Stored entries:

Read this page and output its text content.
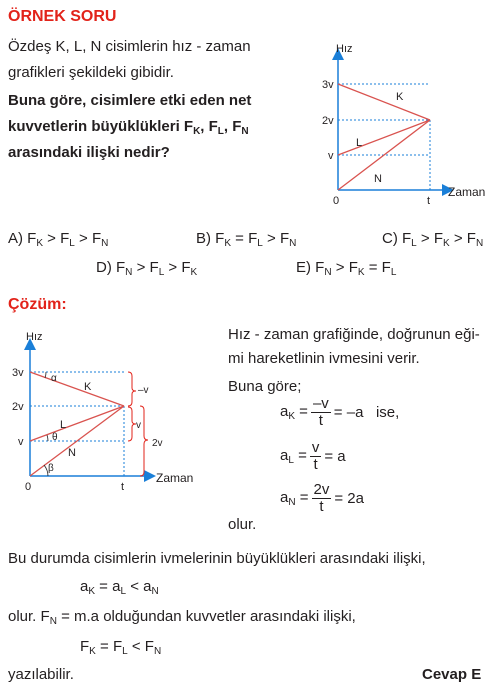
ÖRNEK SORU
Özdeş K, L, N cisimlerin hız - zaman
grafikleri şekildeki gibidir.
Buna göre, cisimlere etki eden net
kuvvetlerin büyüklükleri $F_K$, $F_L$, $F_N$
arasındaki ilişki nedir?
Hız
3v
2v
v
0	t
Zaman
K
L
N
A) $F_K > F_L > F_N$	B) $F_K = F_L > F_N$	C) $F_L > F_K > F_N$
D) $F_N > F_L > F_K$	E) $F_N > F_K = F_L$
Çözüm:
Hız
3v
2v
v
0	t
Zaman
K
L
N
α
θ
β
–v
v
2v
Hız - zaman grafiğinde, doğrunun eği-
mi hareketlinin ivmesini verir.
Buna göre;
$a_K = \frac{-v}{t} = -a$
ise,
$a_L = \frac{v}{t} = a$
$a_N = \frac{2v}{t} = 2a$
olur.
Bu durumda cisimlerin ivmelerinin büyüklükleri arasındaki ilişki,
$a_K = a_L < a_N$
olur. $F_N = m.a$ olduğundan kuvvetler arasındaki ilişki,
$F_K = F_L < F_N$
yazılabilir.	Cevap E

* **WHAT YOU NEED TO DO**: What is the number of lines in the listing that include the word "Buna"? Give that number and nothing else.

* **ANSWER TO THE EXERCISE**: 2